▶ _WORK TO DO_
Search the data for the string "бюджетной" and extract every line where it appears.

▶ _INPUT MATERIAL_

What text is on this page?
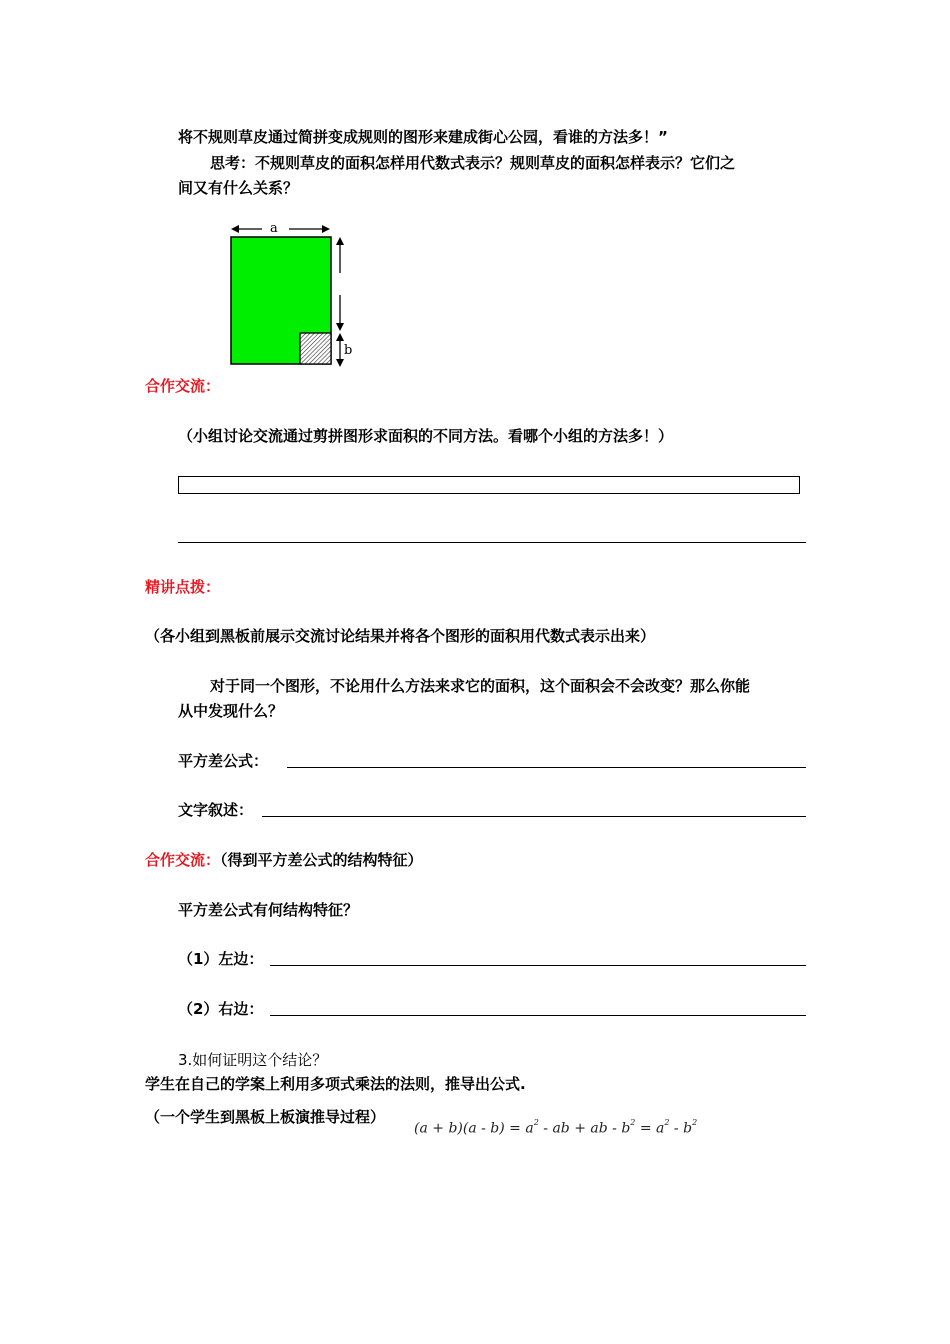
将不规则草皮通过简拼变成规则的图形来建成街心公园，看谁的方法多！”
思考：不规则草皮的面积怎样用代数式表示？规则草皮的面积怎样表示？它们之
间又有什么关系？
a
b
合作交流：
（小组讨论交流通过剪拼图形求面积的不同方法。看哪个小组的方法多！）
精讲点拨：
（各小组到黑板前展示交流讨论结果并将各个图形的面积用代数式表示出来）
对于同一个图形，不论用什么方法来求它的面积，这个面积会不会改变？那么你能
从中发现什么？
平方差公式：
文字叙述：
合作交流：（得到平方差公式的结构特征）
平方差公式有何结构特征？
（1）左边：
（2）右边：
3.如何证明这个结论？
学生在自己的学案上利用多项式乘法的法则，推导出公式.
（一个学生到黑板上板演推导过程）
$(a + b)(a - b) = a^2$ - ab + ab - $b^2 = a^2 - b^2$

--

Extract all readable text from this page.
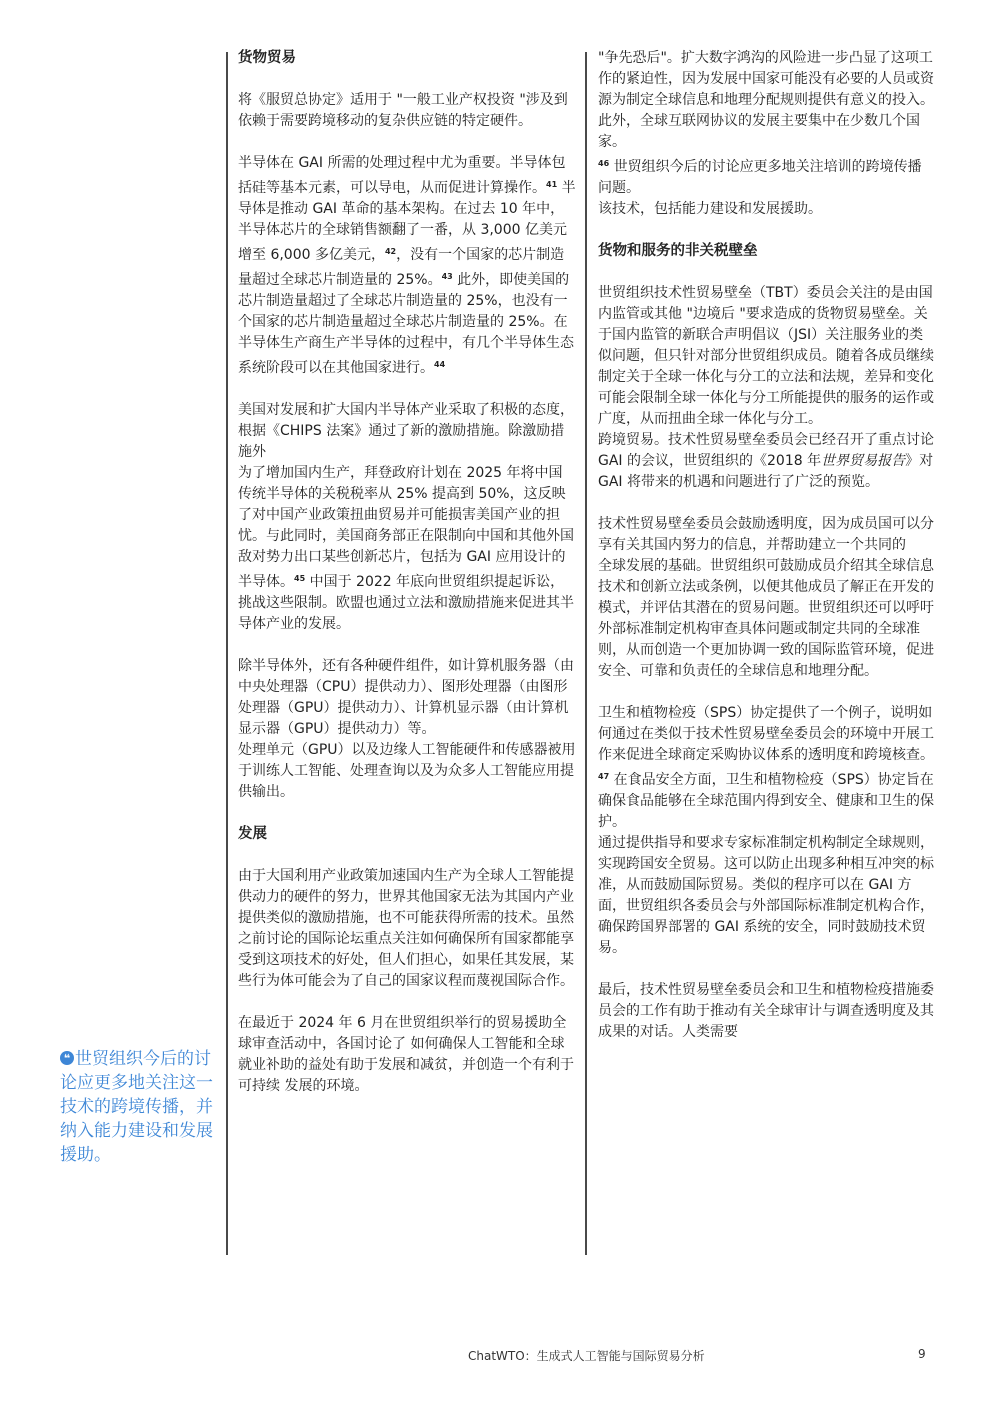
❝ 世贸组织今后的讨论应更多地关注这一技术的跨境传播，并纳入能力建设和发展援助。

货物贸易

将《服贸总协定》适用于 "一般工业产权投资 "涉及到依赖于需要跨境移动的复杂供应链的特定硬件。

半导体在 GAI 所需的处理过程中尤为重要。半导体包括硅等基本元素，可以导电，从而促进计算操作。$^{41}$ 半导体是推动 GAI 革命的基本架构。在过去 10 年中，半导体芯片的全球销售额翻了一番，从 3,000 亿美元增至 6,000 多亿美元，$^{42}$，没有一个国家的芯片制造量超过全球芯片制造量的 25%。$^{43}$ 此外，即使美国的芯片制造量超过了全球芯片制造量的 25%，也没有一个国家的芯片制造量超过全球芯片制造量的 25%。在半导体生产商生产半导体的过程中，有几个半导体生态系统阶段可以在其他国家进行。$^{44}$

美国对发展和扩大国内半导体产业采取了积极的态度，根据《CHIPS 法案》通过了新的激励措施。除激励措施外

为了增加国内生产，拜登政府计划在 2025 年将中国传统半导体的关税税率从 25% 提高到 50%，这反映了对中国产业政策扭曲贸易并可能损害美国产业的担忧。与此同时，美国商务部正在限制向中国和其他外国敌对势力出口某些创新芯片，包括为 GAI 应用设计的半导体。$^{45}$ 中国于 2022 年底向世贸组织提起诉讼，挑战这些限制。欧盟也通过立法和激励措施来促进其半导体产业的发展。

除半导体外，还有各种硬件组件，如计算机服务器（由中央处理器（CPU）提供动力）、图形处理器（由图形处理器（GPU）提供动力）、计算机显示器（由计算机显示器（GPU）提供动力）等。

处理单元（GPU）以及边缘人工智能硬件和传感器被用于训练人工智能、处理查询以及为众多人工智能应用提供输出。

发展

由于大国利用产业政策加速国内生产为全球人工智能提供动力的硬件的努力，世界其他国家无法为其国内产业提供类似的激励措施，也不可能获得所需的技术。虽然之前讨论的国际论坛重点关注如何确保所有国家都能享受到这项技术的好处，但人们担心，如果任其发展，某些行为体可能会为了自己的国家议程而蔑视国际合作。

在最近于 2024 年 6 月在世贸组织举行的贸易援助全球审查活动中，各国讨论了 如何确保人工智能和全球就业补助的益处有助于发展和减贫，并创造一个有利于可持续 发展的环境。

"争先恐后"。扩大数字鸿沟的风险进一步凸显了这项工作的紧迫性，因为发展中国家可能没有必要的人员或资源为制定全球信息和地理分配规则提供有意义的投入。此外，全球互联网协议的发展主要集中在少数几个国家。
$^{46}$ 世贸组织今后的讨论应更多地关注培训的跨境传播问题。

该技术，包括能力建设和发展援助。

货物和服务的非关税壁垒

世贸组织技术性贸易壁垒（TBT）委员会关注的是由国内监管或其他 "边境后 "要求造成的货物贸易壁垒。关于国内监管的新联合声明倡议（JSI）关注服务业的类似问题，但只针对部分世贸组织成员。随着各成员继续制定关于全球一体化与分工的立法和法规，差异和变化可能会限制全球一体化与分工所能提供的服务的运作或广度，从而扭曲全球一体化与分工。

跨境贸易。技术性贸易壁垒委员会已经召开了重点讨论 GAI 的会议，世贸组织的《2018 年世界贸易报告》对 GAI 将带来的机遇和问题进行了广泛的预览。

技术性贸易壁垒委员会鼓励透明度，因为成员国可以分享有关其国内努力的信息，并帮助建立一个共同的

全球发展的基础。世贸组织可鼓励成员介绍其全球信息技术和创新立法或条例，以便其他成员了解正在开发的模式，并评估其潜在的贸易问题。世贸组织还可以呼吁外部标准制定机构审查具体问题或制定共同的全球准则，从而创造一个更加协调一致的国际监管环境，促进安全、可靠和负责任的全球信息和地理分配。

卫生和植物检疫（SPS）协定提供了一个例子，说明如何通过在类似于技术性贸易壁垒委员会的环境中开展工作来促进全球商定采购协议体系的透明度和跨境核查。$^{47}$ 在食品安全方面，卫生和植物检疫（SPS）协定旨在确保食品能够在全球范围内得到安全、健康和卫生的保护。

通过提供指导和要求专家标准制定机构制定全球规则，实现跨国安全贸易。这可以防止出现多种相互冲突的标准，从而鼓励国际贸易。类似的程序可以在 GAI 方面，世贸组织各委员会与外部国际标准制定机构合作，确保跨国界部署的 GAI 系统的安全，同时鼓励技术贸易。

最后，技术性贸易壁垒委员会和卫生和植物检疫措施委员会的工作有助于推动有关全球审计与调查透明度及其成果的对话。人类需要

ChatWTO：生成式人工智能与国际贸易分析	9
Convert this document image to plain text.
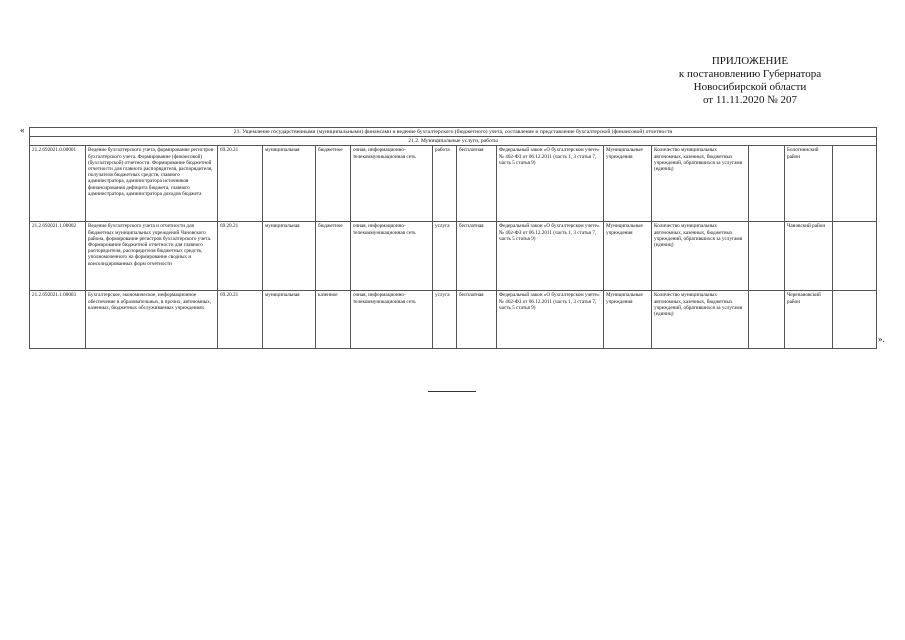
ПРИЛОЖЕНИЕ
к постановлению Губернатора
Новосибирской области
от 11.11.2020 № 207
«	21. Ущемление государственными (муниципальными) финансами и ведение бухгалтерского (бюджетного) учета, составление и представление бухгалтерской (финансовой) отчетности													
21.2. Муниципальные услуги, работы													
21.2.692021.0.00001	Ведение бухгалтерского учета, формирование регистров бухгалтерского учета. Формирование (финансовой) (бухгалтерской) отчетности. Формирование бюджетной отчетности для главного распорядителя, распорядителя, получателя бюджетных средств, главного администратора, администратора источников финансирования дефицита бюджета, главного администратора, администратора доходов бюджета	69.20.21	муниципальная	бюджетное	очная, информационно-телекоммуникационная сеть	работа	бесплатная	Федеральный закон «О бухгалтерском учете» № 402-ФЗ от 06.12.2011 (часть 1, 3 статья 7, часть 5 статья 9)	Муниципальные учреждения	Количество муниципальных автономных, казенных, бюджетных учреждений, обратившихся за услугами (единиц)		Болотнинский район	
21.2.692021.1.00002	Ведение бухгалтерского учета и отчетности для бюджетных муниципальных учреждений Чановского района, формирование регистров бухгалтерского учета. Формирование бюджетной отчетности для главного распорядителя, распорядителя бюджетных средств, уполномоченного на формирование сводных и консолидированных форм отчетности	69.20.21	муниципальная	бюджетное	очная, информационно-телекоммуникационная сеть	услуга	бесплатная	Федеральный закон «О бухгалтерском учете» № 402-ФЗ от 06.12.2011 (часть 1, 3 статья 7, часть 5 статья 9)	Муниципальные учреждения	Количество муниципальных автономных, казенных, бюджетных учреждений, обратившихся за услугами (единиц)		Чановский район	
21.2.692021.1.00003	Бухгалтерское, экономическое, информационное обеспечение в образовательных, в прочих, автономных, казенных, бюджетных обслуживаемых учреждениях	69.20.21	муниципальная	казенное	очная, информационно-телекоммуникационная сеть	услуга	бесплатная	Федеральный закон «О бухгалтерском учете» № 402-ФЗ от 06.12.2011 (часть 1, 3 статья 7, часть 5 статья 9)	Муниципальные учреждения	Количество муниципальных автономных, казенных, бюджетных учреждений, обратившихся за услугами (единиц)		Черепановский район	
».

▶ _FINAL RESULT_
21.2.692021.0.00001	Ведение бухгалтерского учета, формирование регистров бухгалтерского учета. Формирование (финансовой) (бухгалтерской) отчетности. Формирование бюджетной отчетности для главного распорядителя, распорядителя, получателя бюджетных средств, главного администратора, администратора источников финансирования дефицита бюджета, главного администратора, администратора доходов бюджета	69.20.21	муниципальная	бюджетное	очная, информационно-телекоммуникационная сеть	работа	бесплатная	Федеральный закон «О бухгалтерском учете» № 402-ФЗ от 06.12.2011 (часть 1, 3 статья 7, часть 5 статья 9)	Муниципальные учреждения	Количество муниципальных автономных, казенных, бюджетных учреждений, обратившихся за услугами (единиц)		Болотнинский район	
21.2.692021.1.00002	Ведение бухгалтерского учета и отчетности для бюджетных муниципальных учреждений Чановского района, формирование регистров бухгалтерского учета. Формирование бюджетной отчетности для главного распорядителя, распорядителя бюджетных средств, уполномоченного на формирование сводных и консолидированных форм отчетности	69.20.21	муниципальная	бюджетное	очная, информационно-телекоммуникационная сеть	услуга	бесплатная	Федеральный закон «О бухгалтерском учете» № 402-ФЗ от 06.12.2011 (часть 1, 3 статья 7, часть 5 статья 9)	Муниципальные учреждения	Количество муниципальных автономных, казенных, бюджетных учреждений, обратившихся за услугами (единиц)		Чановский район	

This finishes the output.